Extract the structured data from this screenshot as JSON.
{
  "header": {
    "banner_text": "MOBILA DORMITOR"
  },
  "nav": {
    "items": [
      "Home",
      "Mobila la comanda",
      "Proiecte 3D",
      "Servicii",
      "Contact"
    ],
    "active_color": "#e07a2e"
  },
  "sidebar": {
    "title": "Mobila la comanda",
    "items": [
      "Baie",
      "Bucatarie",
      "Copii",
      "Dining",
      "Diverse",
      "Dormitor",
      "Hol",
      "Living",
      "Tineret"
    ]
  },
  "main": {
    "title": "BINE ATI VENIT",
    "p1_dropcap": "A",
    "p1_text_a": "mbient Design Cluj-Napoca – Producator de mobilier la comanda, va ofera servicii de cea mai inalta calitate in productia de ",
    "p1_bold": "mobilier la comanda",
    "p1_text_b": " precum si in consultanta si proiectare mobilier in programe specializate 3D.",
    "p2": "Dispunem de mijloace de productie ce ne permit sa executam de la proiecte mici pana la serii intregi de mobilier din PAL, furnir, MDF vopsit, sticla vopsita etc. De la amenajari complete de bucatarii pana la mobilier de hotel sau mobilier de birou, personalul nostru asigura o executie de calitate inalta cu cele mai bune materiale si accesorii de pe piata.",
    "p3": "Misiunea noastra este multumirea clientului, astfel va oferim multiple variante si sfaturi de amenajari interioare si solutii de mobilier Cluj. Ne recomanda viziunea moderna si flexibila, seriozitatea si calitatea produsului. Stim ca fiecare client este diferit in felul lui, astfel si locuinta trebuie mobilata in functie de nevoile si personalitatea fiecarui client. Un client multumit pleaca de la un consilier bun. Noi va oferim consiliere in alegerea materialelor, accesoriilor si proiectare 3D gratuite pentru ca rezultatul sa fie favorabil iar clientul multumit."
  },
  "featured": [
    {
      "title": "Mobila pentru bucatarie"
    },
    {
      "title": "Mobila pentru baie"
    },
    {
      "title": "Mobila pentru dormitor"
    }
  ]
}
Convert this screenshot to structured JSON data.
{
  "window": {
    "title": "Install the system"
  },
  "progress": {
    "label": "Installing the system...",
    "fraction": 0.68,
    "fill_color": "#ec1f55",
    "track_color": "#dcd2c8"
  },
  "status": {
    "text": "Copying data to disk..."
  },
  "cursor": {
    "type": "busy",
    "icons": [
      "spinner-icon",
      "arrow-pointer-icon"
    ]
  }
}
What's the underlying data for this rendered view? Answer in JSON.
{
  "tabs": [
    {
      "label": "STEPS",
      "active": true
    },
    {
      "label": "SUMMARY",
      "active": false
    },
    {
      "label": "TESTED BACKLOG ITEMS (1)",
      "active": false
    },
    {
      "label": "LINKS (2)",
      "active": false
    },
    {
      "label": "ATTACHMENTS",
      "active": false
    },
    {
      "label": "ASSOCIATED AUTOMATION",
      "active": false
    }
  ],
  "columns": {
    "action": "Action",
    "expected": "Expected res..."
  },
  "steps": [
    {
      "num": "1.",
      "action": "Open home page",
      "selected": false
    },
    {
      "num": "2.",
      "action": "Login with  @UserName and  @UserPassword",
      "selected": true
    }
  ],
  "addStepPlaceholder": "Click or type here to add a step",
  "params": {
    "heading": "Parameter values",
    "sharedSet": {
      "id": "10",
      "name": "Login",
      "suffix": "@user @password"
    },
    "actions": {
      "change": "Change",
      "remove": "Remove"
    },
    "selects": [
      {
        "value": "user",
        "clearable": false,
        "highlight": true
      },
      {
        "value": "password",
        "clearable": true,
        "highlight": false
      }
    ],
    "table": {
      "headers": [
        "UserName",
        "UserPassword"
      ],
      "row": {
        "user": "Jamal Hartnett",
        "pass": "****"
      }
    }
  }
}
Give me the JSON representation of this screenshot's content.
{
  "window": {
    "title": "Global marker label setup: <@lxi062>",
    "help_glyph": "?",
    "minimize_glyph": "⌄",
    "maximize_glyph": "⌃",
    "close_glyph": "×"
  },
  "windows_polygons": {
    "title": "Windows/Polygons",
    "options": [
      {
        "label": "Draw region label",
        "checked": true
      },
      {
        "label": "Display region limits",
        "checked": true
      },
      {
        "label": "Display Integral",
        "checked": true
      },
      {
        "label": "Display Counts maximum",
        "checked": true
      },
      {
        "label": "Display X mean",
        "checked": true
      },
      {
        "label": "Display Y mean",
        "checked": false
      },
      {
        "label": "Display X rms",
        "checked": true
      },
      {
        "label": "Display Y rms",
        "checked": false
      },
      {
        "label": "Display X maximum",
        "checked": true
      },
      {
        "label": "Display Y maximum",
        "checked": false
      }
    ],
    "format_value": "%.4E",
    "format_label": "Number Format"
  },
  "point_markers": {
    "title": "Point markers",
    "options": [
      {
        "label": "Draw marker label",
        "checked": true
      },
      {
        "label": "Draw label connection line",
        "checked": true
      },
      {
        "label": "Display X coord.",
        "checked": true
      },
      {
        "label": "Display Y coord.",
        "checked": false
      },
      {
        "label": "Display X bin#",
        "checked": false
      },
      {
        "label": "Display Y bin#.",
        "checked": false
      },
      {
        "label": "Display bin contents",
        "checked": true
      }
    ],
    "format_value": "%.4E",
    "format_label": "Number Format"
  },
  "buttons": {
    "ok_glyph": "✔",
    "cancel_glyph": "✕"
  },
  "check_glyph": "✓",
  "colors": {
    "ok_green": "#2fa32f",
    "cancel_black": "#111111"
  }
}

****************************************

Restate the whole listing exactly.

Extract the structured data from this screenshot as JSON.
{
  "header": {
    "banner_text": "MOBILA DORMITOR"
  },
  "nav": {
    "items": [
      "Home",
      "Mobila la comanda",
      "Proiecte 3D",
      "Servicii",
      "Contact"
    ],
    "active_color": "#e07a2e"
  },
  "sidebar": {
    "title": "Mobila la comanda",
    "items": [
      "Baie",
      "Bucatarie",
      "Copii",
      "Dining",
      "Diverse",
      "Dormitor",
      "Hol",
      "Living",
      "Tineret"
    ]
  },
  "main": {
    "title": "BINE ATI VENIT",
    "p1_dropcap": "A",
    "p1_text_a": "mbient Design Cluj-Napoca – Producator de mobilier la comanda, va ofera servicii de cea mai inalta calitate in productia de ",
    "p1_bold": "mobilier la comanda",
    "p1_text_b": " precum si in consultanta si proiectare mobilier in programe specializate 3D.",
    "p2": "Dispunem de mijloace de productie ce ne permit sa executam de la proiecte mici pana la serii intregi de mobilier din PAL, furnir, MDF vopsit, sticla vopsita etc. De la amenajari complete de bucatarii pana la mobilier de hotel sau mobilier de birou, personalul nostru asigura o executie de calitate inalta cu cele mai bune materiale si accesorii de pe piata.",
    "p3": "Misiunea noastra este multumirea clientului, astfel va oferim multiple variante si sfaturi de amenajari interioare si solutii de mobilier Cluj. Ne recomanda viziunea moderna si flexibila, seriozitatea si calitatea produsului. Stim ca fiecare client este diferit in felul lui, astfel si locuinta trebuie mobilata in functie de nevoile si personalitatea fiecarui client. Un client multumit pleaca de la un consilier bun. Noi va oferim consiliere in alegerea materialelor, accesoriilor si proiectare 3D gratuite pentru ca rezultatul sa fie favorabil iar clientul multumit."
  },
  "featured": [
    {
      "title": "Mobila pentru bucatarie"
    },
    {
      "title": "Mobila pentru baie"
    },
    {
      "title": "Mobila pentru dormitor"
    }
  ]
}
Convert this screenshot to structured JSON data.
{
  "window": {
    "title": "Install the system"
  },
  "progress": {
    "label": "Installing the system...",
    "fraction": 0.68,
    "fill_color": "#ec1f55",
    "track_color": "#dcd2c8"
  },
  "status": {
    "text": "Copying data to disk..."
  },
  "cursor": {
    "type": "busy",
    "icons": [
      "spinner-icon",
      "arrow-pointer-icon"
    ]
  }
}
What's the underlying data for this rendered view? Answer in JSON.
{
  "tabs": [
    {
      "label": "STEPS",
      "active": true
    },
    {
      "label": "SUMMARY",
      "active": false
    },
    {
      "label": "TESTED BACKLOG ITEMS (1)",
      "active": false
    },
    {
      "label": "LINKS (2)",
      "active": false
    },
    {
      "label": "ATTACHMENTS",
      "active": false
    },
    {
      "label": "ASSOCIATED AUTOMATION",
      "active": false
    }
  ],
  "columns": {
    "action": "Action",
    "expected": "Expected res..."
  },
  "steps": [
    {
      "num": "1.",
      "action": "Open home page",
      "selected": false
    },
    {
      "num": "2.",
      "action": "Login with  @UserName and  @UserPassword",
      "selected": true
    }
  ],
  "addStepPlaceholder": "Click or type here to add a step",
  "params": {
    "heading": "Parameter values",
    "sharedSet": {
      "id": "10",
      "name": "Login",
      "suffix": "@user @password"
    },
    "actions": {
      "change": "Change",
      "remove": "Remove"
    },
    "selects": [
      {
        "value": "user",
        "clearable": false,
        "highlight": true
      },
      {
        "value": "password",
        "clearable": true,
        "highlight": false
      }
    ],
    "table": {
      "headers": [
        "UserName",
        "UserPassword"
      ],
      "row": {
        "user": "Jamal Hartnett",
        "pass": "****"
      }
    }
  }
}
Give me the JSON representation of this screenshot's content.
{
  "window": {
    "title": "Global marker label setup: <@lxi062>",
    "help_glyph": "?",
    "minimize_glyph": "⌄",
    "maximize_glyph": "⌃",
    "close_glyph": "×"
  },
  "windows_polygons": {
    "title": "Windows/Polygons",
    "options": [
      {
        "label": "Draw region label",
        "checked": true
      },
      {
        "label": "Display region limits",
        "checked": true
      },
      {
        "label": "Display Integral",
        "checked": true
      },
      {
        "label": "Display Counts maximum",
        "checked": true
      },
      {
        "label": "Display X mean",
        "checked": true
      },
      {
        "label": "Display Y mean",
        "checked": false
      },
      {
        "label": "Display X rms",
        "checked": true
      },
      {
        "label": "Display Y rms",
        "checked": false
      },
      {
        "label": "Display X maximum",
        "checked": true
      },
      {
        "label": "Display Y maximum",
        "checked": false
      }
    ],
    "format_value": "%.4E",
    "format_label": "Number Format"
  },
  "point_markers": {
    "title": "Point markers",
    "options": [
      {
        "label": "Draw marker label",
        "checked": true
      },
      {
        "label": "Draw label connection line",
        "checked": true
      },
      {
        "label": "Display X coord.",
        "checked": true
      },
      {
        "label": "Display Y coord.",
        "checked": false
      },
      {
        "label": "Display X bin#",
        "checked": false
      },
      {
        "label": "Display Y bin#.",
        "checked": false
      },
      {
        "label": "Display bin contents",
        "checked": true
      }
    ],
    "format_value": "%.4E",
    "format_label": "Number Format"
  },
  "buttons": {
    "ok_glyph": "✔",
    "cancel_glyph": "✕"
  },
  "check_glyph": "✓",
  "colors": {
    "ok_green": "#2fa32f",
    "cancel_black": "#111111"
  }
}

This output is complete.